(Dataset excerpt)
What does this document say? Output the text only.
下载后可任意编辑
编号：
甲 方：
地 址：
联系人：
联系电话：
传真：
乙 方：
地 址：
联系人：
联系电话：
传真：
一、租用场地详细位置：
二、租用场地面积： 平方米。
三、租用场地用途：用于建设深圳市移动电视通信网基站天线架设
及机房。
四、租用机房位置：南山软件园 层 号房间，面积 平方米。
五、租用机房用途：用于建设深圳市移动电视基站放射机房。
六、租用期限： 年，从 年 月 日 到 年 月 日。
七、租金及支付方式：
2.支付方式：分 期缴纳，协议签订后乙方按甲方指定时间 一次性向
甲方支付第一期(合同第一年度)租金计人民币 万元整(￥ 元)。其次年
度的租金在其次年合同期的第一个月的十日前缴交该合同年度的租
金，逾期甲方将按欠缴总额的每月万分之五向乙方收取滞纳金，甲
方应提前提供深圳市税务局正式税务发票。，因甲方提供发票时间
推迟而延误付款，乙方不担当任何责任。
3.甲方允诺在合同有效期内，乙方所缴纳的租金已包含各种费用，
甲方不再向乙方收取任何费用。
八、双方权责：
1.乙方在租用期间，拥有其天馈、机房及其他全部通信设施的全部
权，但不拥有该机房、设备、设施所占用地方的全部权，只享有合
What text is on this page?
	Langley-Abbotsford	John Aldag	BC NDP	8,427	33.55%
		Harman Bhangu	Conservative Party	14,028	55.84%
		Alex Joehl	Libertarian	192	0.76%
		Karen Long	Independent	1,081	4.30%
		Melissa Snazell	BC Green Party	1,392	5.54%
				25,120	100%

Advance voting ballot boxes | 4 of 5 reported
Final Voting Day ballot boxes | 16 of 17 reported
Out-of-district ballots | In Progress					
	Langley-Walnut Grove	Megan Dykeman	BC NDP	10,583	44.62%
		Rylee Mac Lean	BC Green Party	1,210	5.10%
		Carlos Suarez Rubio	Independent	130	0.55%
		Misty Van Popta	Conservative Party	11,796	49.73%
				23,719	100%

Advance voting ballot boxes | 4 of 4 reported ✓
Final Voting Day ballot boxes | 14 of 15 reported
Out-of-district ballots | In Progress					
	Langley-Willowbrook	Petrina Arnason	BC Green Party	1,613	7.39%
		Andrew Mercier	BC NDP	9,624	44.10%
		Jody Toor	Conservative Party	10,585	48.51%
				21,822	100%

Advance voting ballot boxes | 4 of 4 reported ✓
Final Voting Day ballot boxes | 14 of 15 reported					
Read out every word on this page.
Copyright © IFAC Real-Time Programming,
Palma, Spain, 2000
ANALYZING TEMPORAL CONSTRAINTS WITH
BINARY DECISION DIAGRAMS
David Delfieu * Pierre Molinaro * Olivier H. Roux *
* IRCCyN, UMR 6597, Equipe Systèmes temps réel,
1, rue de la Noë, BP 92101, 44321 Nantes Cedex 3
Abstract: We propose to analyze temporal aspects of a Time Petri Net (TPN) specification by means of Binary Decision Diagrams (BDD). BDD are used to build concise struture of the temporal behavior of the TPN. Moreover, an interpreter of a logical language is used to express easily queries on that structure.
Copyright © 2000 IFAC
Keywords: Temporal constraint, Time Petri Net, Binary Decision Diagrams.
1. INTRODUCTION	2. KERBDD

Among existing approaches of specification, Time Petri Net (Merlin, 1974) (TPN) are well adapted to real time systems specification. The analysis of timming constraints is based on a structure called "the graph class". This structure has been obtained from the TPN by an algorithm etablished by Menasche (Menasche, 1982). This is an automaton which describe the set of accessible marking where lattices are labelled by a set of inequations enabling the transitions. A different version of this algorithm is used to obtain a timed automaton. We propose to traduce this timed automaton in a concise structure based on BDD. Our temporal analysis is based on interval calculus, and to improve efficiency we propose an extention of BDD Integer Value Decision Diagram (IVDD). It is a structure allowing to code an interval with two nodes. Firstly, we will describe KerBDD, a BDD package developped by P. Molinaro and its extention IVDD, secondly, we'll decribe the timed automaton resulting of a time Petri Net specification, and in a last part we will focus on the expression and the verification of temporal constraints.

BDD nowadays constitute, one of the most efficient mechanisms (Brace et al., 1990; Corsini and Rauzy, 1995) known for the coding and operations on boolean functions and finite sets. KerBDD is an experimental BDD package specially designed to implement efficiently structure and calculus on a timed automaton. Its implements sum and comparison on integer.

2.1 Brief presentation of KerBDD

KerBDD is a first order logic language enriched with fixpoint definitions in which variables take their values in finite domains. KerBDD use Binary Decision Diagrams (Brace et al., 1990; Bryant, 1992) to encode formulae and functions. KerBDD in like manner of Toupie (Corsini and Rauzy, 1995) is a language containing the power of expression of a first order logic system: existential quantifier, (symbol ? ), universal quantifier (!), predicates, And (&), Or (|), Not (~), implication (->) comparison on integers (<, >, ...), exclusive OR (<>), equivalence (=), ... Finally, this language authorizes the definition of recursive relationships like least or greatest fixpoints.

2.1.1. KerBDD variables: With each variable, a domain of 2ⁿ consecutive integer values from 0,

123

§ **Work to do**:
Transcribe every record above exactly as it appears.

§ **Written solution**:
What does this document say? Output the text only.
下载后可任意编辑
编号：
甲 方：
地 址：
联系人：
联系电话：
传真：
乙 方：
地 址：
联系人：
联系电话：
传真：
一、租用场地详细位置：
二、租用场地面积： 平方米。
三、租用场地用途：用于建设深圳市移动电视通信网基站天线架设
及机房。
四、租用机房位置：南山软件园 层 号房间，面积 平方米。
五、租用机房用途：用于建设深圳市移动电视基站放射机房。
六、租用期限： 年，从 年 月 日 到 年 月 日。
七、租金及支付方式：
2.支付方式：分 期缴纳，协议签订后乙方按甲方指定时间 一次性向
甲方支付第一期(合同第一年度)租金计人民币 万元整(￥ 元)。其次年
度的租金在其次年合同期的第一个月的十日前缴交该合同年度的租
金，逾期甲方将按欠缴总额的每月万分之五向乙方收取滞纳金，甲
方应提前提供深圳市税务局正式税务发票。，因甲方提供发票时间
推迟而延误付款，乙方不担当任何责任。
3.甲方允诺在合同有效期内，乙方所缴纳的租金已包含各种费用，
甲方不再向乙方收取任何费用。
八、双方权责：
1.乙方在租用期间，拥有其天馈、机房及其他全部通信设施的全部
权，但不拥有该机房、设备、设施所占用地方的全部权，只享有合
What text is on this page?
	Langley-Abbotsford	John Aldag	BC NDP	8,427	33.55%
		Harman Bhangu	Conservative Party	14,028	55.84%
		Alex Joehl	Libertarian	192	0.76%
		Karen Long	Independent	1,081	4.30%
		Melissa Snazell	BC Green Party	1,392	5.54%
				25,120	100%

Advance voting ballot boxes | 4 of 5 reported
Final Voting Day ballot boxes | 16 of 17 reported
Out-of-district ballots | In Progress					
	Langley-Walnut Grove	Megan Dykeman	BC NDP	10,583	44.62%
		Rylee Mac Lean	BC Green Party	1,210	5.10%
		Carlos Suarez Rubio	Independent	130	0.55%
		Misty Van Popta	Conservative Party	11,796	49.73%
				23,719	100%

Advance voting ballot boxes | 4 of 4 reported ✓
Final Voting Day ballot boxes | 14 of 15 reported
Out-of-district ballots | In Progress					
	Langley-Willowbrook	Petrina Arnason	BC Green Party	1,613	7.39%
		Andrew Mercier	BC NDP	9,624	44.10%
		Jody Toor	Conservative Party	10,585	48.51%
				21,822	100%

Advance voting ballot boxes | 4 of 4 reported ✓
Final Voting Day ballot boxes | 14 of 15 reported					
Read out every word on this page.
Copyright © IFAC Real-Time Programming,
Palma, Spain, 2000
ANALYZING TEMPORAL CONSTRAINTS WITH
BINARY DECISION DIAGRAMS
David Delfieu * Pierre Molinaro * Olivier H. Roux *
* IRCCyN, UMR 6597, Equipe Systèmes temps réel,
1, rue de la Noë, BP 92101, 44321 Nantes Cedex 3
Abstract: We propose to analyze temporal aspects of a Time Petri Net (TPN) specification by means of Binary Decision Diagrams (BDD). BDD are used to build concise struture of the temporal behavior of the TPN. Moreover, an interpreter of a logical language is used to express easily queries on that structure.
Copyright © 2000 IFAC
Keywords: Temporal constraint, Time Petri Net, Binary Decision Diagrams.
1. INTRODUCTION	2. KERBDD

Among existing approaches of specification, Time Petri Net (Merlin, 1974) (TPN) are well adapted to real time systems specification. The analysis of timming constraints is based on a structure called "the graph class". This structure has been obtained from the TPN by an algorithm etablished by Menasche (Menasche, 1982). This is an automaton which describe the set of accessible marking where lattices are labelled by a set of inequations enabling the transitions. A different version of this algorithm is used to obtain a timed automaton. We propose to traduce this timed automaton in a concise structure based on BDD. Our temporal analysis is based on interval calculus, and to improve efficiency we propose an extention of BDD Integer Value Decision Diagram (IVDD). It is a structure allowing to code an interval with two nodes. Firstly, we will describe KerBDD, a BDD package developped by P. Molinaro and its extention IVDD, secondly, we'll decribe the timed automaton resulting of a time Petri Net specification, and in a last part we will focus on the expression and the verification of temporal constraints.

BDD nowadays constitute, one of the most efficient mechanisms (Brace et al., 1990; Corsini and Rauzy, 1995) known for the coding and operations on boolean functions and finite sets. KerBDD is an experimental BDD package specially designed to implement efficiently structure and calculus on a timed automaton. Its implements sum and comparison on integer.

2.1 Brief presentation of KerBDD

KerBDD is a first order logic language enriched with fixpoint definitions in which variables take their values in finite domains. KerBDD use Binary Decision Diagrams (Brace et al., 1990; Bryant, 1992) to encode formulae and functions. KerBDD in like manner of Toupie (Corsini and Rauzy, 1995) is a language containing the power of expression of a first order logic system: existential quantifier, (symbol ? ), universal quantifier (!), predicates, And (&), Or (|), Not (~), implication (->) comparison on integers (<, >, ...), exclusive OR (<>), equivalence (=), ... Finally, this language authorizes the definition of recursive relationships like least or greatest fixpoints.

2.1.1. KerBDD variables: With each variable, a domain of 2ⁿ consecutive integer values from 0,

123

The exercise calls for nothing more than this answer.